■ **The problem**
Quote, without change, all of the lines that follow.

---

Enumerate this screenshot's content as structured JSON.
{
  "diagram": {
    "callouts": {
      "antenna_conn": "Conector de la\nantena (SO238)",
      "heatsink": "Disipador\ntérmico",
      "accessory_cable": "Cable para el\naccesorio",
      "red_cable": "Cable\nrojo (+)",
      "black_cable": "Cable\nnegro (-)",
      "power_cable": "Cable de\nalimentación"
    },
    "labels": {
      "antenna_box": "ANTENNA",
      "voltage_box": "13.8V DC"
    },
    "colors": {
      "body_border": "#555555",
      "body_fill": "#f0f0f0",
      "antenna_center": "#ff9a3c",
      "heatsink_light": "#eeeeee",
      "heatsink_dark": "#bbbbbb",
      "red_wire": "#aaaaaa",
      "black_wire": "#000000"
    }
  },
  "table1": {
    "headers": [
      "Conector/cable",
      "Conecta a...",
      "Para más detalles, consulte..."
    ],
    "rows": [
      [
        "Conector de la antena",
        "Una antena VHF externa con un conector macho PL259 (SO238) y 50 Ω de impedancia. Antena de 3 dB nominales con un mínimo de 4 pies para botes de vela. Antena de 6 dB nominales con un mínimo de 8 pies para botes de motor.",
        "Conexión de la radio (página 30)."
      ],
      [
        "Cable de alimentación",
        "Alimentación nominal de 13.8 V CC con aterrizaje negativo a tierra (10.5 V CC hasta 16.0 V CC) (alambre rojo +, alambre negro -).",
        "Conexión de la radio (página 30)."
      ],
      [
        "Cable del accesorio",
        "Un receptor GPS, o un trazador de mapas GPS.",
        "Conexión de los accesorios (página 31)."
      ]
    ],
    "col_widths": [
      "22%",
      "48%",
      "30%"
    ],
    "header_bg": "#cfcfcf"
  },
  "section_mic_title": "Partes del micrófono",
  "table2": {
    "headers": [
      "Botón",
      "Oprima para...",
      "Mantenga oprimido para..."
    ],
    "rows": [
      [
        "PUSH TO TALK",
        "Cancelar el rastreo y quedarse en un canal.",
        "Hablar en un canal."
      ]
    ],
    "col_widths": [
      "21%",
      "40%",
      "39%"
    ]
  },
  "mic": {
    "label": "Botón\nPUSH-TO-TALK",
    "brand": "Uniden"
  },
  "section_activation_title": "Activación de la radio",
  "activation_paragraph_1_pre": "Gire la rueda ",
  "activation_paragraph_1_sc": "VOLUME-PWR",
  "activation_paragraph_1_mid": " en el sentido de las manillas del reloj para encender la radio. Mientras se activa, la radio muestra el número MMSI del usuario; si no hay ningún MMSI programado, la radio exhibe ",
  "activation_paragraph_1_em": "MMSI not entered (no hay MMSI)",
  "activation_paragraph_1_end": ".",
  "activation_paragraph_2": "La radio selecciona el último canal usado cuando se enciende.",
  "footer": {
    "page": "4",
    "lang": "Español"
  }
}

---

■ **Problem solution**
Enumerate this screenshot's content as structured JSON.
{
  "diagram": {
    "callouts": {
      "antenna_conn": "Conector de la\nantena (SO238)",
      "heatsink": "Disipador\ntérmico",
      "accessory_cable": "Cable para el\naccesorio",
      "red_cable": "Cable\nrojo (+)",
      "black_cable": "Cable\nnegro (-)",
      "power_cable": "Cable de\nalimentación"
    },
    "labels": {
      "antenna_box": "ANTENNA",
      "voltage_box": "13.8V DC"
    },
    "colors": {
      "body_border": "#555555",
      "body_fill": "#f0f0f0",
      "antenna_center": "#ff9a3c",
      "heatsink_light": "#eeeeee",
      "heatsink_dark": "#bbbbbb",
      "red_wire": "#aaaaaa",
      "black_wire": "#000000"
    }
  },
  "table1": {
    "headers": [
      "Conector/cable",
      "Conecta a...",
      "Para más detalles, consulte..."
    ],
    "rows": [
      [
        "Conector de la antena",
        "Una antena VHF externa con un conector macho PL259 (SO238) y 50 Ω de impedancia. Antena de 3 dB nominales con un mínimo de 4 pies para botes de vela. Antena de 6 dB nominales con un mínimo de 8 pies para botes de motor.",
        "Conexión de la radio (página 30)."
      ],
      [
        "Cable de alimentación",
        "Alimentación nominal de 13.8 V CC con aterrizaje negativo a tierra (10.5 V CC hasta 16.0 V CC) (alambre rojo +, alambre negro -).",
        "Conexión de la radio (página 30)."
      ],
      [
        "Cable del accesorio",
        "Un receptor GPS, o un trazador de mapas GPS.",
        "Conexión de los accesorios (página 31)."
      ]
    ],
    "col_widths": [
      "22%",
      "48%",
      "30%"
    ],
    "header_bg": "#cfcfcf"
  },
  "section_mic_title": "Partes del micrófono",
  "table2": {
    "headers": [
      "Botón",
      "Oprima para...",
      "Mantenga oprimido para..."
    ],
    "rows": [
      [
        "PUSH TO TALK",
        "Cancelar el rastreo y quedarse en un canal.",
        "Hablar en un canal."
      ]
    ],
    "col_widths": [
      "21%",
      "40%",
      "39%"
    ]
  },
  "mic": {
    "label": "Botón\nPUSH-TO-TALK",
    "brand": "Uniden"
  },
  "section_activation_title": "Activación de la radio",
  "activation_paragraph_1_pre": "Gire la rueda ",
  "activation_paragraph_1_sc": "VOLUME-PWR",
  "activation_paragraph_1_mid": " en el sentido de las manillas del reloj para encender la radio. Mientras se activa, la radio muestra el número MMSI del usuario; si no hay ningún MMSI programado, la radio exhibe ",
  "activation_paragraph_1_em": "MMSI not entered (no hay MMSI)",
  "activation_paragraph_1_end": ".",
  "activation_paragraph_2": "La radio selecciona el último canal usado cuando se enciende.",
  "footer": {
    "page": "4",
    "lang": "Español"
  }
}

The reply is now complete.